— START Material shown —

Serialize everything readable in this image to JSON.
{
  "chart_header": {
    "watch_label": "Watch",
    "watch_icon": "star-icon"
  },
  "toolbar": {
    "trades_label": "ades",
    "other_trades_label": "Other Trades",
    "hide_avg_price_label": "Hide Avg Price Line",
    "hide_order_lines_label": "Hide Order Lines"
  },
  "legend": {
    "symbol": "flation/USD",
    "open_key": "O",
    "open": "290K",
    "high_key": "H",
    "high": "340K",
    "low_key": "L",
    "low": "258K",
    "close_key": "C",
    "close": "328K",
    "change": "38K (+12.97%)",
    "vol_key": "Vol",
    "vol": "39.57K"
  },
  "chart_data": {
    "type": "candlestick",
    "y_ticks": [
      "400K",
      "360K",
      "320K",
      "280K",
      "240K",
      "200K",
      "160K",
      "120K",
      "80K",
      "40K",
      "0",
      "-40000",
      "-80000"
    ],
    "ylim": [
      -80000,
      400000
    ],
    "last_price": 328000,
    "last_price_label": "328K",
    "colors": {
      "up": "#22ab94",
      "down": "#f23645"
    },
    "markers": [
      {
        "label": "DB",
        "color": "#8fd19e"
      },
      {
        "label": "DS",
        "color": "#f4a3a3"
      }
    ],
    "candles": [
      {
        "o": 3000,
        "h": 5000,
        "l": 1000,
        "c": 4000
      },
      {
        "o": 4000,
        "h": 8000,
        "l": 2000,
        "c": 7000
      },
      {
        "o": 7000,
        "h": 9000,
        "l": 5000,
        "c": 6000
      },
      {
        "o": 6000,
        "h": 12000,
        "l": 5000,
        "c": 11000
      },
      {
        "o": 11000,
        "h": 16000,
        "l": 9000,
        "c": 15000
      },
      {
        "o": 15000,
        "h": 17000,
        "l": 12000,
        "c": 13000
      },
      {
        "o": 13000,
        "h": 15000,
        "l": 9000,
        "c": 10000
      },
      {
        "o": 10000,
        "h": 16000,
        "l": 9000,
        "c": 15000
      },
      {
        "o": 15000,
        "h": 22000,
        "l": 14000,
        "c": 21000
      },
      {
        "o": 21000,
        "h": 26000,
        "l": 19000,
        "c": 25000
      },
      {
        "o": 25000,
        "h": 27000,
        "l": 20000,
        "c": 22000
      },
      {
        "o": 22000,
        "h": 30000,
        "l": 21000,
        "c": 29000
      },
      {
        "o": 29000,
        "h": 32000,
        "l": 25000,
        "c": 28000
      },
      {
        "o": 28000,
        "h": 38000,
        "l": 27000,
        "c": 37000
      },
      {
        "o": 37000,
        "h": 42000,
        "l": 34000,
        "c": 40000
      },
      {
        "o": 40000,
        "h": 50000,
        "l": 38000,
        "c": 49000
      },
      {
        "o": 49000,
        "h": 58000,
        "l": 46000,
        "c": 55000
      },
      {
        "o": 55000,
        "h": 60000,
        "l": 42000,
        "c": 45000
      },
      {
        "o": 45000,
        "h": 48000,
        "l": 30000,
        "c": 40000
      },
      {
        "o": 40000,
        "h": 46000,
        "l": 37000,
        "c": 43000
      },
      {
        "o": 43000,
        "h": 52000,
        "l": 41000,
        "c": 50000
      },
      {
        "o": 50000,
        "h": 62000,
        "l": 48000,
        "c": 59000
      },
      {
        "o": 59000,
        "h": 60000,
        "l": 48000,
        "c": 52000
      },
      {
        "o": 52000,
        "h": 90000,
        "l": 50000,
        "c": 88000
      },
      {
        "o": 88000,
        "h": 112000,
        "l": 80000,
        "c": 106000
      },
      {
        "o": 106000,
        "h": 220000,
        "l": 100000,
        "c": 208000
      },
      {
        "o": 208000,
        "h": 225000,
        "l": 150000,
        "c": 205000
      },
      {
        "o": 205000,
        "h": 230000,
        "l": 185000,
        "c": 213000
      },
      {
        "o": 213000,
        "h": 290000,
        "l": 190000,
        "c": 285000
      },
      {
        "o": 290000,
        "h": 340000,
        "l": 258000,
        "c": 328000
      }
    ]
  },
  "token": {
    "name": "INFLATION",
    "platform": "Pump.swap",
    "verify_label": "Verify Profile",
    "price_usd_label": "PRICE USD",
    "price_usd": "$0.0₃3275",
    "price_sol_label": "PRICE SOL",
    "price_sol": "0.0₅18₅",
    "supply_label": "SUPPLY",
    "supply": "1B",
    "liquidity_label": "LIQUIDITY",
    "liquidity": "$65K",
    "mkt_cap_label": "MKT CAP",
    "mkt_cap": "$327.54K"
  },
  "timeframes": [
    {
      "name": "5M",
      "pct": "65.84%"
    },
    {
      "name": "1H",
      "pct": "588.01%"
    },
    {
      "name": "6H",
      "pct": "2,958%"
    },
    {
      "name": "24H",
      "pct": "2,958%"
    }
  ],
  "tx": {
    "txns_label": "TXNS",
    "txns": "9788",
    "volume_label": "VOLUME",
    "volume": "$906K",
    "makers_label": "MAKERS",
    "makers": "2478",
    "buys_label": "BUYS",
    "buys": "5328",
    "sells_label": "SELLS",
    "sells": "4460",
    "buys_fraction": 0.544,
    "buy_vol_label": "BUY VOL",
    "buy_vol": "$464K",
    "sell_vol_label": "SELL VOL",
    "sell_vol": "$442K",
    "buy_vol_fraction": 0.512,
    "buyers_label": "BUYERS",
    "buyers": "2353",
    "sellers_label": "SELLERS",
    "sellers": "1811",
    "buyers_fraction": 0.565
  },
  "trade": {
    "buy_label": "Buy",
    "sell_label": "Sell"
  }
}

— END Material shown —

> _Job_
Using the listing above, please repeat every entry exactly.

> _Solution to this exercise_
Serialize everything readable in this image to JSON.
{
  "chart_header": {
    "watch_label": "Watch",
    "watch_icon": "star-icon"
  },
  "toolbar": {
    "trades_label": "ades",
    "other_trades_label": "Other Trades",
    "hide_avg_price_label": "Hide Avg Price Line",
    "hide_order_lines_label": "Hide Order Lines"
  },
  "legend": {
    "symbol": "flation/USD",
    "open_key": "O",
    "open": "290K",
    "high_key": "H",
    "high": "340K",
    "low_key": "L",
    "low": "258K",
    "close_key": "C",
    "close": "328K",
    "change": "38K (+12.97%)",
    "vol_key": "Vol",
    "vol": "39.57K"
  },
  "chart_data": {
    "type": "candlestick",
    "y_ticks": [
      "400K",
      "360K",
      "320K",
      "280K",
      "240K",
      "200K",
      "160K",
      "120K",
      "80K",
      "40K",
      "0",
      "-40000",
      "-80000"
    ],
    "ylim": [
      -80000,
      400000
    ],
    "last_price": 328000,
    "last_price_label": "328K",
    "colors": {
      "up": "#22ab94",
      "down": "#f23645"
    },
    "markers": [
      {
        "label": "DB",
        "color": "#8fd19e"
      },
      {
        "label": "DS",
        "color": "#f4a3a3"
      }
    ],
    "candles": [
      {
        "o": 3000,
        "h": 5000,
        "l": 1000,
        "c": 4000
      },
      {
        "o": 4000,
        "h": 8000,
        "l": 2000,
        "c": 7000
      },
      {
        "o": 7000,
        "h": 9000,
        "l": 5000,
        "c": 6000
      },
      {
        "o": 6000,
        "h": 12000,
        "l": 5000,
        "c": 11000
      },
      {
        "o": 11000,
        "h": 16000,
        "l": 9000,
        "c": 15000
      },
      {
        "o": 15000,
        "h": 17000,
        "l": 12000,
        "c": 13000
      },
      {
        "o": 13000,
        "h": 15000,
        "l": 9000,
        "c": 10000
      },
      {
        "o": 10000,
        "h": 16000,
        "l": 9000,
        "c": 15000
      },
      {
        "o": 15000,
        "h": 22000,
        "l": 14000,
        "c": 21000
      },
      {
        "o": 21000,
        "h": 26000,
        "l": 19000,
        "c": 25000
      },
      {
        "o": 25000,
        "h": 27000,
        "l": 20000,
        "c": 22000
      },
      {
        "o": 22000,
        "h": 30000,
        "l": 21000,
        "c": 29000
      },
      {
        "o": 29000,
        "h": 32000,
        "l": 25000,
        "c": 28000
      },
      {
        "o": 28000,
        "h": 38000,
        "l": 27000,
        "c": 37000
      },
      {
        "o": 37000,
        "h": 42000,
        "l": 34000,
        "c": 40000
      },
      {
        "o": 40000,
        "h": 50000,
        "l": 38000,
        "c": 49000
      },
      {
        "o": 49000,
        "h": 58000,
        "l": 46000,
        "c": 55000
      },
      {
        "o": 55000,
        "h": 60000,
        "l": 42000,
        "c": 45000
      },
      {
        "o": 45000,
        "h": 48000,
        "l": 30000,
        "c": 40000
      },
      {
        "o": 40000,
        "h": 46000,
        "l": 37000,
        "c": 43000
      },
      {
        "o": 43000,
        "h": 52000,
        "l": 41000,
        "c": 50000
      },
      {
        "o": 50000,
        "h": 62000,
        "l": 48000,
        "c": 59000
      },
      {
        "o": 59000,
        "h": 60000,
        "l": 48000,
        "c": 52000
      },
      {
        "o": 52000,
        "h": 90000,
        "l": 50000,
        "c": 88000
      },
      {
        "o": 88000,
        "h": 112000,
        "l": 80000,
        "c": 106000
      },
      {
        "o": 106000,
        "h": 220000,
        "l": 100000,
        "c": 208000
      },
      {
        "o": 208000,
        "h": 225000,
        "l": 150000,
        "c": 205000
      },
      {
        "o": 205000,
        "h": 230000,
        "l": 185000,
        "c": 213000
      },
      {
        "o": 213000,
        "h": 290000,
        "l": 190000,
        "c": 285000
      },
      {
        "o": 290000,
        "h": 340000,
        "l": 258000,
        "c": 328000
      }
    ]
  },
  "token": {
    "name": "INFLATION",
    "platform": "Pump.swap",
    "verify_label": "Verify Profile",
    "price_usd_label": "PRICE USD",
    "price_usd": "$0.0₃3275",
    "price_sol_label": "PRICE SOL",
    "price_sol": "0.0₅18₅",
    "supply_label": "SUPPLY",
    "supply": "1B",
    "liquidity_label": "LIQUIDITY",
    "liquidity": "$65K",
    "mkt_cap_label": "MKT CAP",
    "mkt_cap": "$327.54K"
  },
  "timeframes": [
    {
      "name": "5M",
      "pct": "65.84%"
    },
    {
      "name": "1H",
      "pct": "588.01%"
    },
    {
      "name": "6H",
      "pct": "2,958%"
    },
    {
      "name": "24H",
      "pct": "2,958%"
    }
  ],
  "tx": {
    "txns_label": "TXNS",
    "txns": "9788",
    "volume_label": "VOLUME",
    "volume": "$906K",
    "makers_label": "MAKERS",
    "makers": "2478",
    "buys_label": "BUYS",
    "buys": "5328",
    "sells_label": "SELLS",
    "sells": "4460",
    "buys_fraction": 0.544,
    "buy_vol_label": "BUY VOL",
    "buy_vol": "$464K",
    "sell_vol_label": "SELL VOL",
    "sell_vol": "$442K",
    "buy_vol_fraction": 0.512,
    "buyers_label": "BUYERS",
    "buyers": "2353",
    "sellers_label": "SELLERS",
    "sellers": "1811",
    "buyers_fraction": 0.565
  },
  "trade": {
    "buy_label": "Buy",
    "sell_label": "Sell"
  }
}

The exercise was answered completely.